*Consigne A*.
Recopiez fidèlement le passage du texte sur le festival Mars en Baroque 2017, de "Hier et aujourd’hui" à "en même temps.".
*Consigne B*.
Dans le texte sur le festival Mars en Baroque 2017, quel titre est attribué à Jean-Marc Aymes ?

Jean-Marc Aymes et Maria Cristina Kiehr © Marie Eve Brouet

Mars en Baroque 2017

Hier et aujourd’hui

 

Le baroque ténébreux des memento mori du peintre Caravage ou du compositeur Gesualdo côtoie un élan vers des mystères joyeux ; un baroque d’extases et de ravissements aux héroïnes lumineuses, au contrepoint céleste. Il sonne également la trompe de réjouissances somptuaires et fourmille de voluptés où profane et sacré interfèrent. Jean-Marc Aymes, ordonnateur des Menus Plaisirs du Festival Mars en Baroque, nous invite à venir saisir ce que nous cachent ces clairs-obscurs, ces trompe-l’œil (ou oreille) : les artifices de cette diversité. L’édition 2017 du festival ouvre ses rideaux sur le spectaculaire théâtre d’un art de la passion et de la représentation où passé et présent se conjuguent en même temps.

*Enregistrements*.
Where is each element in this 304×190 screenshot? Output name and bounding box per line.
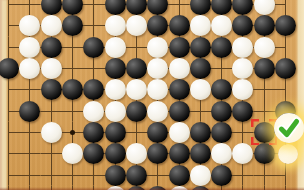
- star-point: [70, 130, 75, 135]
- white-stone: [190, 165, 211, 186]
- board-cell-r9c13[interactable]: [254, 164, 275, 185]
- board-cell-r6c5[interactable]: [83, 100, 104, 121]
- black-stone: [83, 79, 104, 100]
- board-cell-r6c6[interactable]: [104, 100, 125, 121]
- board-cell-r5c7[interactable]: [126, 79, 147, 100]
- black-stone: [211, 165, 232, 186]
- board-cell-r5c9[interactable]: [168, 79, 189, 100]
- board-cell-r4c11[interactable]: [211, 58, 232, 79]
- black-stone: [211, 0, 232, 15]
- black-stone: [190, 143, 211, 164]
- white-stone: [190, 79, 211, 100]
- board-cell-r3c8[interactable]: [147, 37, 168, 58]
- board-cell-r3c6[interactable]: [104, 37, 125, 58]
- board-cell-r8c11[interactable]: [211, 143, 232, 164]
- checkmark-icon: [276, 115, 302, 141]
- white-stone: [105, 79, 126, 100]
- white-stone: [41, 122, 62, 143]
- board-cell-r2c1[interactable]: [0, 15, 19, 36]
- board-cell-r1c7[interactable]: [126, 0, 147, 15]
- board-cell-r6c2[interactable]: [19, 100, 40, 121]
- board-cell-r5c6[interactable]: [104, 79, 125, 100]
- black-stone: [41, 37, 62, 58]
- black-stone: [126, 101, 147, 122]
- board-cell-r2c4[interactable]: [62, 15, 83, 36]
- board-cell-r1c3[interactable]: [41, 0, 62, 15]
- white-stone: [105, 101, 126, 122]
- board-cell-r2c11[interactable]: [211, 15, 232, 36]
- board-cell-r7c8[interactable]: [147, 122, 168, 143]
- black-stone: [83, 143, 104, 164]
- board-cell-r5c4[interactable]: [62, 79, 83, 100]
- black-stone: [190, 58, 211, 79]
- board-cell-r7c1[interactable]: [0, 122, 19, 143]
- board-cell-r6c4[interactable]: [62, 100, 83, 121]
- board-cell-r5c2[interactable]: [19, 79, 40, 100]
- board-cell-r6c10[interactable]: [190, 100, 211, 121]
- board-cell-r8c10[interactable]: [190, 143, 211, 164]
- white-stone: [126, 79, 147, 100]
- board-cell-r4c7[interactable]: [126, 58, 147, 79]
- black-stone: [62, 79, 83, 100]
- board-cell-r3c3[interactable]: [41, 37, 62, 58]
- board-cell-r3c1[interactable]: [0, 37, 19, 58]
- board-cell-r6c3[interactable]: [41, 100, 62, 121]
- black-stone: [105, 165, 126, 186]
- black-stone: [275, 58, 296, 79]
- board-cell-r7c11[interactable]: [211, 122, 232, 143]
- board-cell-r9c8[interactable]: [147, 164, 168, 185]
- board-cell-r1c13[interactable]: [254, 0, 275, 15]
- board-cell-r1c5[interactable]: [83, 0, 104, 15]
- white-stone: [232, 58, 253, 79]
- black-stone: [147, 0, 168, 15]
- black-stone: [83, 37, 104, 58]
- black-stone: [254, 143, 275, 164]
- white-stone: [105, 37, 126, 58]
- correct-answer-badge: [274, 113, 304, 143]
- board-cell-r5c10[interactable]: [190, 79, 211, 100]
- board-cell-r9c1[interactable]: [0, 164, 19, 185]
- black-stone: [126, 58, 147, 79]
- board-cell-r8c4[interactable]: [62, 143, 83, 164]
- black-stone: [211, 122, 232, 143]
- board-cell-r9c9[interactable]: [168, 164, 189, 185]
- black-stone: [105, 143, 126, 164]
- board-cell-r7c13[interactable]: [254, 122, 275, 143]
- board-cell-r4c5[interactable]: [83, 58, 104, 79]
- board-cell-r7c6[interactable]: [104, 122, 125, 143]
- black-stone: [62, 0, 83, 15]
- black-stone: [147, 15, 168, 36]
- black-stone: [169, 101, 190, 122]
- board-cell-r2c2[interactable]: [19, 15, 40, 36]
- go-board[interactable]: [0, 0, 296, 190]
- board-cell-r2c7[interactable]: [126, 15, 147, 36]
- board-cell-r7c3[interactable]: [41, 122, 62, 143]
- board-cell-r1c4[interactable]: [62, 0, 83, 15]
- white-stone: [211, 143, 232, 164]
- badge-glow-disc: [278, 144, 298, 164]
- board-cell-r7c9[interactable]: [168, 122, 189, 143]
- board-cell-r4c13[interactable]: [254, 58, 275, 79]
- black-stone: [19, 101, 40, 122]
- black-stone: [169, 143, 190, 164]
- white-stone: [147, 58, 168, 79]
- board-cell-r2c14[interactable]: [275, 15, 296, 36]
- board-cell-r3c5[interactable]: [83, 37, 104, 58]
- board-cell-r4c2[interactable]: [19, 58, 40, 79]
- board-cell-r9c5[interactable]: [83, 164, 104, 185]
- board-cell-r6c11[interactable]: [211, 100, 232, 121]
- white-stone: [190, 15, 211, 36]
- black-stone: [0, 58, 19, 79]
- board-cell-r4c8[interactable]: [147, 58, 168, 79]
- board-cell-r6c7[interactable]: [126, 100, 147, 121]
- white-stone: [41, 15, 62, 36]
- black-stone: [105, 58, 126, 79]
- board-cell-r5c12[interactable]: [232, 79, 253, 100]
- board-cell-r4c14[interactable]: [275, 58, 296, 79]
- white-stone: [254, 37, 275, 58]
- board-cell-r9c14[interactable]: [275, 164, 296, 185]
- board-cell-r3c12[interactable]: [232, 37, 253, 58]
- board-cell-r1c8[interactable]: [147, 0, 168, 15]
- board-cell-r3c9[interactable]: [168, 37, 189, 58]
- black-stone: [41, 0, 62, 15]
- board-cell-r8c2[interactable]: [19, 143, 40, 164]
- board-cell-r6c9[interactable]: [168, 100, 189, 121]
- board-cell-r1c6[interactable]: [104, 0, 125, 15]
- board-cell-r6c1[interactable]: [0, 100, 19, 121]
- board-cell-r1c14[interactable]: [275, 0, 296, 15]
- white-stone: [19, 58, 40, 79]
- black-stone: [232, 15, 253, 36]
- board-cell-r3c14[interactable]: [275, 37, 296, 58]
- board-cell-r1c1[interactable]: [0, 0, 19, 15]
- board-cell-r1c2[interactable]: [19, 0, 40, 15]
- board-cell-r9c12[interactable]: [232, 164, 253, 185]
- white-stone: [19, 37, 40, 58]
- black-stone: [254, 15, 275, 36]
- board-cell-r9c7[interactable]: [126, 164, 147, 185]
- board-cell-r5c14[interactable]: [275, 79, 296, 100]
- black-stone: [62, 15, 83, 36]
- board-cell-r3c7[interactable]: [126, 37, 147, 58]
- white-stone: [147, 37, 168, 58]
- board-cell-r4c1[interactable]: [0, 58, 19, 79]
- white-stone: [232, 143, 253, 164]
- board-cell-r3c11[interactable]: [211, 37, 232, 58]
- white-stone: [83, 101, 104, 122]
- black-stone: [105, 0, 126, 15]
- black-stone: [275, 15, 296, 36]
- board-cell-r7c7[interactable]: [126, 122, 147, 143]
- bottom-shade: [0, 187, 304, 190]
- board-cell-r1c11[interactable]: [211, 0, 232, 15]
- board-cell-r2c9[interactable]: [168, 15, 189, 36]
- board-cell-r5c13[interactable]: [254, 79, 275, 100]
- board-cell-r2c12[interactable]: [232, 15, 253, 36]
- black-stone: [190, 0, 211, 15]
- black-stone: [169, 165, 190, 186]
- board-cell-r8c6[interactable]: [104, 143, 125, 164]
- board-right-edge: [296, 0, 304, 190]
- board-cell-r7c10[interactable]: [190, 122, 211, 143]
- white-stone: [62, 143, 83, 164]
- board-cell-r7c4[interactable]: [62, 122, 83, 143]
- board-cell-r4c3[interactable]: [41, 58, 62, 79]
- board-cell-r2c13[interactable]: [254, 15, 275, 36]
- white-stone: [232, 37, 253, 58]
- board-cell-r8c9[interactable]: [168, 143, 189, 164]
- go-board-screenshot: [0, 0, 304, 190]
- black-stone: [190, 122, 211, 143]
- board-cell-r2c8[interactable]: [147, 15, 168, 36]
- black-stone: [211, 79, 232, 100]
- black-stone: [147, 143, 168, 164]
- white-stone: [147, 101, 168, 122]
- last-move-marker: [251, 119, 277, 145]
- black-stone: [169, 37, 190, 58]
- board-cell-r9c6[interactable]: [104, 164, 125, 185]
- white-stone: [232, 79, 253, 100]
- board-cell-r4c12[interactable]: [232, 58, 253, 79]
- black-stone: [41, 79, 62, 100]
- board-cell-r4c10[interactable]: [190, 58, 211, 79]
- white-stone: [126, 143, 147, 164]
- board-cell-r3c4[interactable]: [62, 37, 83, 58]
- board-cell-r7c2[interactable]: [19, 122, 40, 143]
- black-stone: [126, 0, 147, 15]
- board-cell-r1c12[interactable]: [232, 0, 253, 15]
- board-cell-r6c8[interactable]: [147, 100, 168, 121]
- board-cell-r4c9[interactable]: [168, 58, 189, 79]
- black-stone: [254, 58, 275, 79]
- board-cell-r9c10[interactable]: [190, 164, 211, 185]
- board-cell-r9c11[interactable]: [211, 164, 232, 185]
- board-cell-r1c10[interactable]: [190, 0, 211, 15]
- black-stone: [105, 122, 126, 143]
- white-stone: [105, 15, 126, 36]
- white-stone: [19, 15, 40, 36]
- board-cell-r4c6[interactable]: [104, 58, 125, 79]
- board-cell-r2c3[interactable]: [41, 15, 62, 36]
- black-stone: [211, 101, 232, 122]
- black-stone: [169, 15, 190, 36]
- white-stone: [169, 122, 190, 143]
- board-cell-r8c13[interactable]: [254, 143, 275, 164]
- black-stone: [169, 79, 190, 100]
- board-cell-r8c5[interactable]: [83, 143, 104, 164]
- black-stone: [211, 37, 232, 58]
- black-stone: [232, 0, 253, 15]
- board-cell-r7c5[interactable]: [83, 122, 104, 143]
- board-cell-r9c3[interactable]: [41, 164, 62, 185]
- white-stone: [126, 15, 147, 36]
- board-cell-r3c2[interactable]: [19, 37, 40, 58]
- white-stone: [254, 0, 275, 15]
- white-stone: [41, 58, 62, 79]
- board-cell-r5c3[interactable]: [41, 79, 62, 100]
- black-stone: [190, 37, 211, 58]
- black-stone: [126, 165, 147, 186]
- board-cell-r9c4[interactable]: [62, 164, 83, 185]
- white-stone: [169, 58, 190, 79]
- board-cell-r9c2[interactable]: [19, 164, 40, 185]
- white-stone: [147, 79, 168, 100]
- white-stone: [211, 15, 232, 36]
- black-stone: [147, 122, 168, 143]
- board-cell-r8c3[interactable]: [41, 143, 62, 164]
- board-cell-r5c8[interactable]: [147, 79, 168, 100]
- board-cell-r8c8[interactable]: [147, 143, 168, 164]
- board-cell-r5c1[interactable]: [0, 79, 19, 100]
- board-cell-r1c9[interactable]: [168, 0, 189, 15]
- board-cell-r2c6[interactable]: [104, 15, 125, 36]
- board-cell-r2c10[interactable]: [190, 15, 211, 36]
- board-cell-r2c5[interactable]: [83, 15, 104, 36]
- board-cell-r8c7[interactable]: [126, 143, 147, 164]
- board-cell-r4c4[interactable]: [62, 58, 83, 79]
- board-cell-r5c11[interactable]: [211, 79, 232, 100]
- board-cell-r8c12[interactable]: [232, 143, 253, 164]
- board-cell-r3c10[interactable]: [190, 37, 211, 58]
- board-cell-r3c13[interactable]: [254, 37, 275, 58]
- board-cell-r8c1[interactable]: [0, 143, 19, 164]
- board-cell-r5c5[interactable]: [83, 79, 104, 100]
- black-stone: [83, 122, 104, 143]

*Réponse attendue A*.
Hier et aujourd’hui

 

Le baroque ténébreux des memento mori du peintre Caravage ou du compositeur Gesualdo côtoie un élan vers des mystères joyeux ; un baroque d’extases et de ravissements aux héroïnes lumineuses, au contrepoint céleste. Il sonne également la trompe de réjouissances somptuaires et fourmille de voluptés où profane et sacré interfèrent. Jean-Marc Aymes, ordonnateur des Menus Plaisirs du Festival Mars en Baroque, nous invite à venir saisir ce que nous cachent ces clairs-obscurs, ces trompe-l’œil (ou oreille) : les artifices de cette diversité. L’édition 2017 du festival ouvre ses rideaux sur le spectaculaire théâtre d’un art de la passion et de la représentation où passé et présent se conjuguent en même temps.

*Réponse attendue B*.
Ordonnateur des Menus Plaisirs du Festival Mars en Baroque.